Seventh Day Adventists, Jehovah's Witnesses, and some others, teach what is known commonly as "soul sleeping."  But the real substance of this false teaching is that the spirit of the dead is non-existent between death and the resurrection. This is logically true of this theory, and it is so admitted by Adventists, at least. It is logically true, because a sleeping spirit (if such were possible) would be a non-existent spirit.  The idea of the spirit being alive and being unconscious when free from the body is the limit of absurdity.  And that this teaching amounts to a non-existence of the spirit is shown from the following words from "Signs of the Times," a Seventh Day Adventist paper (issue of December 1931): "Surely no more forceful expression could possibly be used to show utter cessation of existence than this.  In death 'I shall not be'" (Comment on Job 7:21, by Carlyle B. Haynes, on of their noted writers).

WHAT NEEDS TO BE DONE ▸ Continue the passage on the soul-sleeping teaching, starting right after its final sentence. The records that come next are from a separate source and have no connection to the passage on soul sleeping.

PROVIDED RECORDS ▸
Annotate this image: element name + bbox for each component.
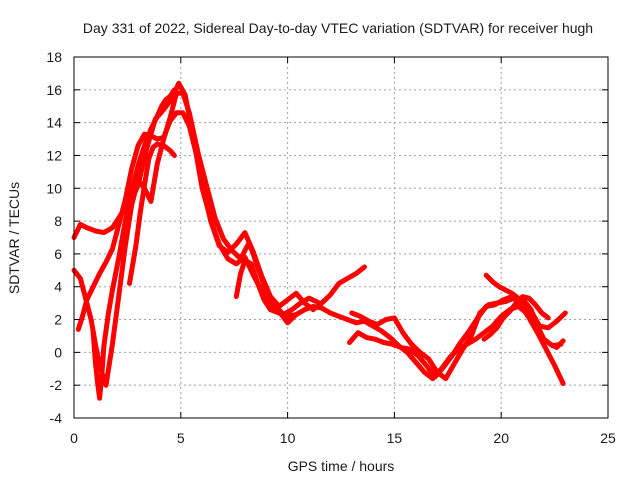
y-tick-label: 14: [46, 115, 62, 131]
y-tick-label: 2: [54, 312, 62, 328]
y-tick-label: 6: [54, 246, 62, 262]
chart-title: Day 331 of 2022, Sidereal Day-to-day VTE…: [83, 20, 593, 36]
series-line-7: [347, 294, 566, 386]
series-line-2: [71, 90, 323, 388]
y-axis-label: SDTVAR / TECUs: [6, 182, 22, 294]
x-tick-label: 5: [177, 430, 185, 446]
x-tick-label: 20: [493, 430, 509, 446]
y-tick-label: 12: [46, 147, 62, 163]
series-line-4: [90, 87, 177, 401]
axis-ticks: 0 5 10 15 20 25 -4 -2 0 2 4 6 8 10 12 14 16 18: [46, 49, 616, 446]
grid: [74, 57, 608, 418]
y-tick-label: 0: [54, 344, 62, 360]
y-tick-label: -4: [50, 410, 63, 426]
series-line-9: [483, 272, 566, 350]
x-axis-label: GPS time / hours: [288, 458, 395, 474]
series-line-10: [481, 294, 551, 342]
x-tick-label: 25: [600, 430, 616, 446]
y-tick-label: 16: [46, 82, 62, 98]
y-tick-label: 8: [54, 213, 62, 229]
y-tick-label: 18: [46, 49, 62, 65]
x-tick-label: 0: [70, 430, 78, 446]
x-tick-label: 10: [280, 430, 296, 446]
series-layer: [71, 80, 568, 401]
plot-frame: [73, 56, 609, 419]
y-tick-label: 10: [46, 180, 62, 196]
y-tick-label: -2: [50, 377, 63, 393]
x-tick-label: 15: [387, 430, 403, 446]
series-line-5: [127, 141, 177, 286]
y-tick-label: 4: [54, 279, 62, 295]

* * *

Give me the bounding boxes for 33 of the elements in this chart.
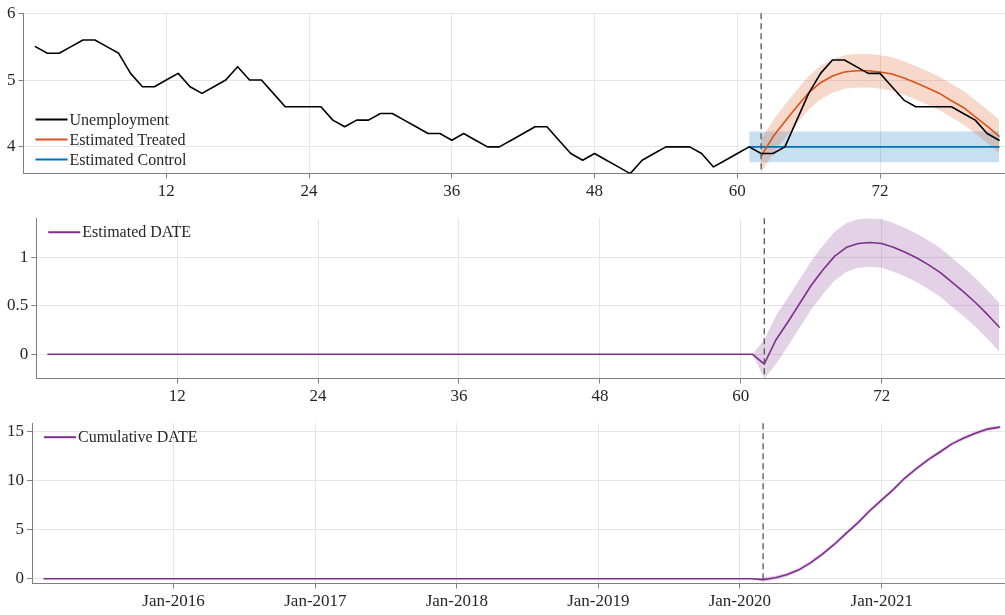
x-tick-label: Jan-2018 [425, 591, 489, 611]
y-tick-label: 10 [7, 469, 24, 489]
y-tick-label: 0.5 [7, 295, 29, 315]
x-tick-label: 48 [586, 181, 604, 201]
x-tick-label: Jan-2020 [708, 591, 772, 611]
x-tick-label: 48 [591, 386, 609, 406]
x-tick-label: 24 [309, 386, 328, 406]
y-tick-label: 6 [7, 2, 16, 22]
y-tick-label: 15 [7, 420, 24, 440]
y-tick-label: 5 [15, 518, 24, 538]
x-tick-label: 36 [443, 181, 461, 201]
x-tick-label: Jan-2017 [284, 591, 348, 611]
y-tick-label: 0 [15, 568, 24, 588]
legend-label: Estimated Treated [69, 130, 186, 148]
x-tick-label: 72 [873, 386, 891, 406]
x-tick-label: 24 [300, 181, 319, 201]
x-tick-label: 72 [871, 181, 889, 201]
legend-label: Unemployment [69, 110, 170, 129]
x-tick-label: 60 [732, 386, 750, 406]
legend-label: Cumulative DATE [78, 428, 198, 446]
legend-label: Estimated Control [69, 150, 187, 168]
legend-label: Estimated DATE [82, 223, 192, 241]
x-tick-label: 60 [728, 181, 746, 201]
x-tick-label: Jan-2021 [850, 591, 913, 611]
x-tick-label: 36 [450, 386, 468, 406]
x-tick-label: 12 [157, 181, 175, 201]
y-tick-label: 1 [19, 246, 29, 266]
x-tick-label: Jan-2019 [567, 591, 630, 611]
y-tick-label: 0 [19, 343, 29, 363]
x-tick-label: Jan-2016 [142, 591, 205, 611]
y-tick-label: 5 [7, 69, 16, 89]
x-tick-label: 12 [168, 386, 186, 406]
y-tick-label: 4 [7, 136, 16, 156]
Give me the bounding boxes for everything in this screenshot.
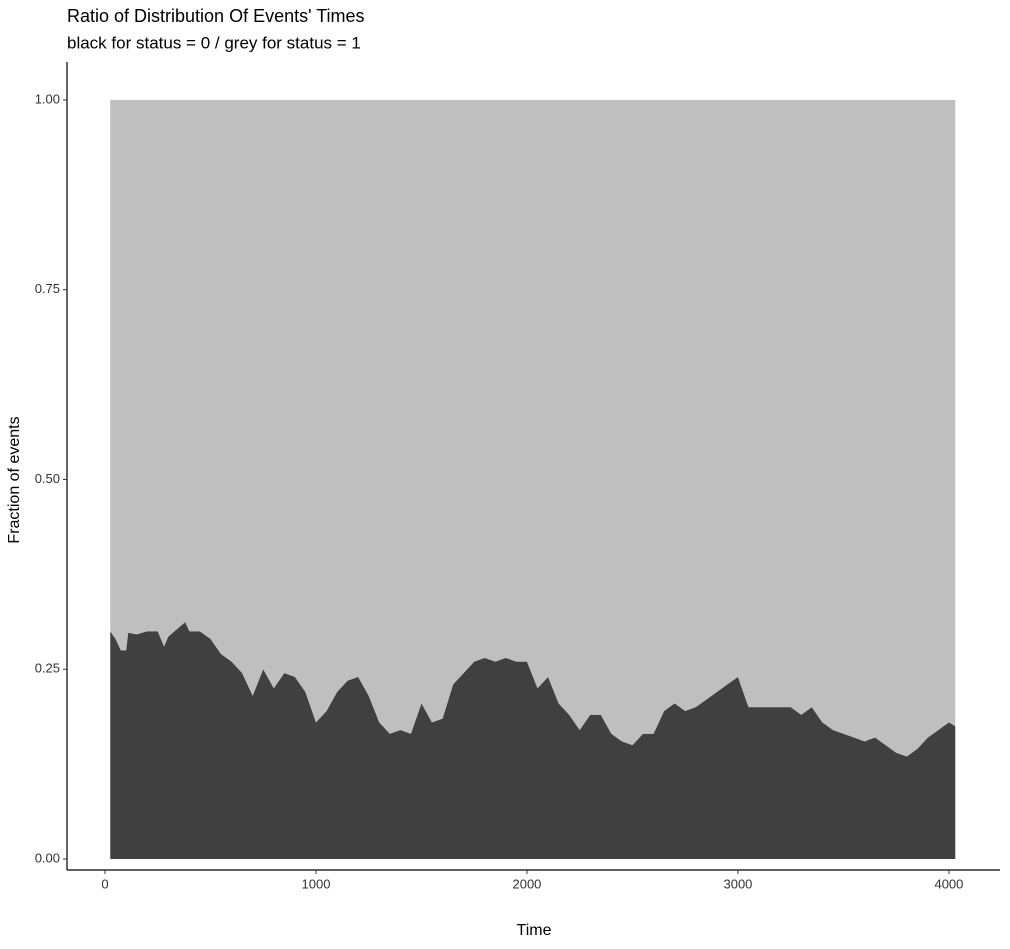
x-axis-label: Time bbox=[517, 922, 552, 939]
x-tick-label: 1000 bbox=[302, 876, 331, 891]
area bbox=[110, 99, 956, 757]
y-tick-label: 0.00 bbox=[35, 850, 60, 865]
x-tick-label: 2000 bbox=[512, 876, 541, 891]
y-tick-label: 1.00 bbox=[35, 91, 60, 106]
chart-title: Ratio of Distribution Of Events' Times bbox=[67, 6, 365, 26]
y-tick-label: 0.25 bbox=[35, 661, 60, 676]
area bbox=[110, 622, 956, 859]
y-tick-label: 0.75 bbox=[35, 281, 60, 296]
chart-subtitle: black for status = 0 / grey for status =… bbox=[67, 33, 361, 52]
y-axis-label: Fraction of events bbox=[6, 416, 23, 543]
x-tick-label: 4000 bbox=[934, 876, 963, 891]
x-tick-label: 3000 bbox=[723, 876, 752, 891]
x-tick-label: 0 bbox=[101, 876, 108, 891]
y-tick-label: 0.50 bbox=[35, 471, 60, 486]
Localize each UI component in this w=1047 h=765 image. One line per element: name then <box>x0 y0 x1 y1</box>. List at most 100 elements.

RESPONSE FOR THIS EXERCISE ▸
Against this theory we assert and undertake to prove from the Scriptures that man's spirit does not cease to exist in death.  By the term, "spirit" we mean the immaterial nature of man in its higher relationship.  We use the term "spirit" in preference to the term "soul" because we believe spirit best expresses the immaterial part of man in distinction from bodily life.


"The immaterial part of man, viewed as an individual and conscious life, capable of possessing and animating a physical organism is called psuche (soul); viewed as a rational and moral agent, susceptible of divine influence and indwelling, this same immaterial part is called pneuma (spirit)" (A. H. Strong). The spirit is man's immaterial nature looking Godward.  "The spirit is the highest, deepest, noblest part of man.  By it he is fitted to comprehend eternal things, and it is, in short, the house in which dwell faith and the Word of God. The . . . soul is this spirit, according to nature, but yet in another sort of activity, namely, in this, that it animates the body and works through it" (Luther). "Soul is spirit modified by union with the body" (Hovey).


Sometimes both the Hebrew and Greek words for spirit denote wind or breath; but that they do not always do so is evidenced by Matt. 26:41; Luke 23:46; Acts 7:59; 1 Cor. 2:11; 5:5; 7:34; 14:14; and 1 Thess. 5:23. Let those interested study these passages and substitute breath in the place of spirit and see what sort of sense is made. Then we know that spirit may signify more than breath because "God is a spirit" (John 4:24).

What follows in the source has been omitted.